──────── RECORDS TO PROCESS ────────

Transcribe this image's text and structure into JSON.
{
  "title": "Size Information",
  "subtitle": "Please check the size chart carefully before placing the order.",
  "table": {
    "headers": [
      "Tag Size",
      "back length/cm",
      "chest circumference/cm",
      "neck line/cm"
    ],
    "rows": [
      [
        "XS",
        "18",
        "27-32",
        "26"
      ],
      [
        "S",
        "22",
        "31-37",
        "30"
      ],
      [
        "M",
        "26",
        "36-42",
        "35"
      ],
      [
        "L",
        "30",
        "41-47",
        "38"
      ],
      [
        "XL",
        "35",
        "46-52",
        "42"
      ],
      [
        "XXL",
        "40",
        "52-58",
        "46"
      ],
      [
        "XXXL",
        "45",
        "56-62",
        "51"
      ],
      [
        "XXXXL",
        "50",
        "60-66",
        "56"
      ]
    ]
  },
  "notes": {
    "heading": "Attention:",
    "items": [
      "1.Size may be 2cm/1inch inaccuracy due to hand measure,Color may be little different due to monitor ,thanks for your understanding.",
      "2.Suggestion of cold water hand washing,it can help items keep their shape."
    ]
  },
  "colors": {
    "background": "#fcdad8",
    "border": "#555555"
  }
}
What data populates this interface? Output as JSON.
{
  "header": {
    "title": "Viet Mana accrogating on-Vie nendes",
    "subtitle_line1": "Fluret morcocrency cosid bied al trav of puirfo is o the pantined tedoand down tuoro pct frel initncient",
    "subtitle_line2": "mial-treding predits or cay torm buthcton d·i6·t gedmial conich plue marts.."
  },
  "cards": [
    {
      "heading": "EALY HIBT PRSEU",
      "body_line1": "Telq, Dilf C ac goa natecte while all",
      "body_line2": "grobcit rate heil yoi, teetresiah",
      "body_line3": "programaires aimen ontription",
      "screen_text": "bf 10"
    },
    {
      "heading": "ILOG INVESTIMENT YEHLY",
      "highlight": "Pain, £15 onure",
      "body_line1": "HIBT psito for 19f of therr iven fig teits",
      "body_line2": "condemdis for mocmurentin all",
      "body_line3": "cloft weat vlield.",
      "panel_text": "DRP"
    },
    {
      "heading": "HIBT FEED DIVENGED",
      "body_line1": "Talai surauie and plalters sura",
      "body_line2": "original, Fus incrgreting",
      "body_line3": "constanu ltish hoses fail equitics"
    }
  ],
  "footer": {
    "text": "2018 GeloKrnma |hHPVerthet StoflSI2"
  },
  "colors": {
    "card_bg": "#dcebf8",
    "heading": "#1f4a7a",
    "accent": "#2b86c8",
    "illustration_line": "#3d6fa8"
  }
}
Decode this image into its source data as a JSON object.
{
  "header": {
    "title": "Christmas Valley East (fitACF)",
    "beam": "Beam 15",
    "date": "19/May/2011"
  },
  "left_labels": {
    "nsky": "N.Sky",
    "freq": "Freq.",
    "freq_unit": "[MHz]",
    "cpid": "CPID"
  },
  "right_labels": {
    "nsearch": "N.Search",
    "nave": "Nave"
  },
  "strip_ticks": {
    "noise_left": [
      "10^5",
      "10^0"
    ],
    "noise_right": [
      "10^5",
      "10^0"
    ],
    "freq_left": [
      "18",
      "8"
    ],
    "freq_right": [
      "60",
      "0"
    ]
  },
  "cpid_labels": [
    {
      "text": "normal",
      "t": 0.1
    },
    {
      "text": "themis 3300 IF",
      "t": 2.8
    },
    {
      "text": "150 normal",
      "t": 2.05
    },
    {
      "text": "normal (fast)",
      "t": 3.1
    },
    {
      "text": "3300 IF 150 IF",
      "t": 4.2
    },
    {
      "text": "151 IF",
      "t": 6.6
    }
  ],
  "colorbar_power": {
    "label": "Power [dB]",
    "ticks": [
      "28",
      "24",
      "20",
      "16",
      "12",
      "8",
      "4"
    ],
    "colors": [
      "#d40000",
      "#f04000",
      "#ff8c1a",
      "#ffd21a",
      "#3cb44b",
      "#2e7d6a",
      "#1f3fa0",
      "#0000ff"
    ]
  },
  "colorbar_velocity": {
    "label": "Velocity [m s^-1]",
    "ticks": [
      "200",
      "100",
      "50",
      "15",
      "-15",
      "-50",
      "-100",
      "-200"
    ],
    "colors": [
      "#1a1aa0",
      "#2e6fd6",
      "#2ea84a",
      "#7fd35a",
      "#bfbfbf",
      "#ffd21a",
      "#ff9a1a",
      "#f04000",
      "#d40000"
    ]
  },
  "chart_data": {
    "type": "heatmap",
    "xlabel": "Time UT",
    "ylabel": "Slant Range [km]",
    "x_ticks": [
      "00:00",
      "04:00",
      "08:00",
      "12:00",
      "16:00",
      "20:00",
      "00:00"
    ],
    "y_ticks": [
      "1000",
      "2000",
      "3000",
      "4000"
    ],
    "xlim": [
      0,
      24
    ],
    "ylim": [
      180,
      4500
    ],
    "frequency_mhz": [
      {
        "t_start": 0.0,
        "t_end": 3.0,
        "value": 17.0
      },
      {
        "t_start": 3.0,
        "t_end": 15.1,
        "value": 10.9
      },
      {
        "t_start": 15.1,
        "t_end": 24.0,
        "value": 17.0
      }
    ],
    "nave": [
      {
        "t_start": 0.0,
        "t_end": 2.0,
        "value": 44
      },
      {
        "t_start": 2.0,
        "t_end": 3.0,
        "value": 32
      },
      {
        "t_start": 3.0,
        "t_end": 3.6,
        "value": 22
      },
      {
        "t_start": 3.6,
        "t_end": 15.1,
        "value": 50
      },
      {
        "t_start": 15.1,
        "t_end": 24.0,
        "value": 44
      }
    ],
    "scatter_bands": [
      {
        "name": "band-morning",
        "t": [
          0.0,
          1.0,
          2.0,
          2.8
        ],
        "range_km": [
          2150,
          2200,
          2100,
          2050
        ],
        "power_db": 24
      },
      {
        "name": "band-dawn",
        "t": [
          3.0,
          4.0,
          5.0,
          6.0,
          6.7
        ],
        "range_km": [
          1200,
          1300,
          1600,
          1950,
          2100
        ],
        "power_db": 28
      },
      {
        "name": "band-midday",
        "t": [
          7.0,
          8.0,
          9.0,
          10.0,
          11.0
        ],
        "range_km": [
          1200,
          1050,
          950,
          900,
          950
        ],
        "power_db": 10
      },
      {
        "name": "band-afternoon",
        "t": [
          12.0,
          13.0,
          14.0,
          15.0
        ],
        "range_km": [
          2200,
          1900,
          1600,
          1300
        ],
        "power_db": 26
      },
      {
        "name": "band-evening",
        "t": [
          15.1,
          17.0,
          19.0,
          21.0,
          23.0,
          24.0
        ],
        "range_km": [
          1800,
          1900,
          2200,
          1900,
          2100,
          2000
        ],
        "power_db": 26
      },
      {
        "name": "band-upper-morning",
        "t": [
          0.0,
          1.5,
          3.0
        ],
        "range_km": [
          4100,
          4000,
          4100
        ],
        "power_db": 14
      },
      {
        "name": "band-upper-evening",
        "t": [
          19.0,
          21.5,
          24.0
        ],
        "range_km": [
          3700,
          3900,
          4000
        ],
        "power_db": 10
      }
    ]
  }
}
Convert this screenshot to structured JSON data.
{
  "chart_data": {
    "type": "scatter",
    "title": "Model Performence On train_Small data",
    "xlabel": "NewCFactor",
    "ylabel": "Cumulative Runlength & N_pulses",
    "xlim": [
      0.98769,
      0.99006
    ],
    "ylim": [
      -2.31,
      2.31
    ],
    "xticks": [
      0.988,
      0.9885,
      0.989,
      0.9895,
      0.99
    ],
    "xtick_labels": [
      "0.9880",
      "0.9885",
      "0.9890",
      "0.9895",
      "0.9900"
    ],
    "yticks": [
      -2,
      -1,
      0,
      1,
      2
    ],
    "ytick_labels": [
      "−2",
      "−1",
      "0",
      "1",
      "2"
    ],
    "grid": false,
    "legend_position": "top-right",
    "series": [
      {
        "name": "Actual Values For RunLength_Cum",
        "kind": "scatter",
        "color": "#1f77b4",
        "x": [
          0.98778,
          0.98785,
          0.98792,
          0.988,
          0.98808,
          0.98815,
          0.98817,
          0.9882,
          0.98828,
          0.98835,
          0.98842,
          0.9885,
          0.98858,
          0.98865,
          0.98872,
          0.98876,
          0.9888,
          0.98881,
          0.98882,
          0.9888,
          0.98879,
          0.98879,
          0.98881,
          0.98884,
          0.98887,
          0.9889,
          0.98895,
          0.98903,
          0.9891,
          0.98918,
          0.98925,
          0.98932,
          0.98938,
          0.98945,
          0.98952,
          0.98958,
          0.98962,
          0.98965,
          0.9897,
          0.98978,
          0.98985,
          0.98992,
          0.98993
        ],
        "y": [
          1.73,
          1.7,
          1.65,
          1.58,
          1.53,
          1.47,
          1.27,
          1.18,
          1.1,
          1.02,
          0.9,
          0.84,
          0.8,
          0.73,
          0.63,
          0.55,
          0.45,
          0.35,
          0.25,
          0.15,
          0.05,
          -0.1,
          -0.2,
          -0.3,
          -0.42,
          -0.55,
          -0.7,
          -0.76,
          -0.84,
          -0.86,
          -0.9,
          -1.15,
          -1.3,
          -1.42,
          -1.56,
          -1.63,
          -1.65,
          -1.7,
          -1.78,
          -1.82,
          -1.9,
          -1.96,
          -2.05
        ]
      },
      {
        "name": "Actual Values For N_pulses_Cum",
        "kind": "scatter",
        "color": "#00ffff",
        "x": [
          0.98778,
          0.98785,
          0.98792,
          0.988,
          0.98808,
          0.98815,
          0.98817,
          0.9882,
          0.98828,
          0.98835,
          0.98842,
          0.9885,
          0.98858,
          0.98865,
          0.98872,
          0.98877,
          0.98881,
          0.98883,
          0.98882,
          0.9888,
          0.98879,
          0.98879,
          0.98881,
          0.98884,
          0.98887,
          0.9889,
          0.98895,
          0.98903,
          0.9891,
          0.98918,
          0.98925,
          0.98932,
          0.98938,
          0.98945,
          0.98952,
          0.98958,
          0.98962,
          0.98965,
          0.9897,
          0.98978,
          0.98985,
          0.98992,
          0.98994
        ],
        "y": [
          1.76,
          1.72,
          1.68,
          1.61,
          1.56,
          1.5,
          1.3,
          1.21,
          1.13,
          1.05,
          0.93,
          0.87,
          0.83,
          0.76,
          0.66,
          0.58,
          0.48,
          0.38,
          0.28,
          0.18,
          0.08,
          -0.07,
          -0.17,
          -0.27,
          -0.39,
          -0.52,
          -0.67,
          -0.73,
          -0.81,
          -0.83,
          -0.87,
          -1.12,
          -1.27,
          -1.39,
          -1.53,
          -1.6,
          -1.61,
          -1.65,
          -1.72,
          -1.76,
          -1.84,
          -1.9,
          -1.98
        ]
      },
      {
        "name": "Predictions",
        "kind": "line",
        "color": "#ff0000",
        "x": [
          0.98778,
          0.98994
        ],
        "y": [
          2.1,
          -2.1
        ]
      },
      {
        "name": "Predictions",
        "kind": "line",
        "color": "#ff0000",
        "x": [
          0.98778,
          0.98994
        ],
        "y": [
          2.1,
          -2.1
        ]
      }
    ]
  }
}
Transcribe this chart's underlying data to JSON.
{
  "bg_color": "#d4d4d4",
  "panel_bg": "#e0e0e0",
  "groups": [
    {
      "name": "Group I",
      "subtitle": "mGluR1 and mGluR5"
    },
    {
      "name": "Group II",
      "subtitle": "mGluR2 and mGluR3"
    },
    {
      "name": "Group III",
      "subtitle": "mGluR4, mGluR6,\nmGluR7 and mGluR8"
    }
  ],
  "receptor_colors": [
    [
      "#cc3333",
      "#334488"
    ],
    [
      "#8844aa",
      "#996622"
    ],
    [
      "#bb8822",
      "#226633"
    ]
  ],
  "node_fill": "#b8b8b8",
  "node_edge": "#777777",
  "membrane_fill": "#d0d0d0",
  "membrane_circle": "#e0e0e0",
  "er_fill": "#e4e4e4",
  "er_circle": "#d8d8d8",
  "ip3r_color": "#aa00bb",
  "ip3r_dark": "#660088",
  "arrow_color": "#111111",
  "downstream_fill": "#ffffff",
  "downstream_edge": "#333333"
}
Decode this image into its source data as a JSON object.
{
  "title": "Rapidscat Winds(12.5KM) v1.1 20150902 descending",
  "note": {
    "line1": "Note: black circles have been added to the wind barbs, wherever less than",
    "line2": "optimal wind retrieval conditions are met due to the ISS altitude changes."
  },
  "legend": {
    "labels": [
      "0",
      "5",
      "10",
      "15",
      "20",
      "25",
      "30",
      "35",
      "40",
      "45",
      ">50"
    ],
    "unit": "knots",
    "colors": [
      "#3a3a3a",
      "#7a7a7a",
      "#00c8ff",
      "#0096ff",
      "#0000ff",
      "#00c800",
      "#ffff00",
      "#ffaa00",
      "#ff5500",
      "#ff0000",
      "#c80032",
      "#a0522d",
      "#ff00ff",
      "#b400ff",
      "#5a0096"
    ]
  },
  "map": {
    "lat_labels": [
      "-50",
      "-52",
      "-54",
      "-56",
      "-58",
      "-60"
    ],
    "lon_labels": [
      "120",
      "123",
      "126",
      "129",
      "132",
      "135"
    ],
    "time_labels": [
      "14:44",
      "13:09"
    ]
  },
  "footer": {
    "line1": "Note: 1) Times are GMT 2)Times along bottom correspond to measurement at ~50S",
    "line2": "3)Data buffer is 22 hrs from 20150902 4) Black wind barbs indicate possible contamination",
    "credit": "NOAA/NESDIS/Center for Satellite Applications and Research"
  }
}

────────

**YOUR OBJECTIVE**
Read the data above and pull out each line that holds the string "items".

**OUTPUT**
    "items": [
      "2.Suggestion of cold water hand washing,it can help items keep their shape."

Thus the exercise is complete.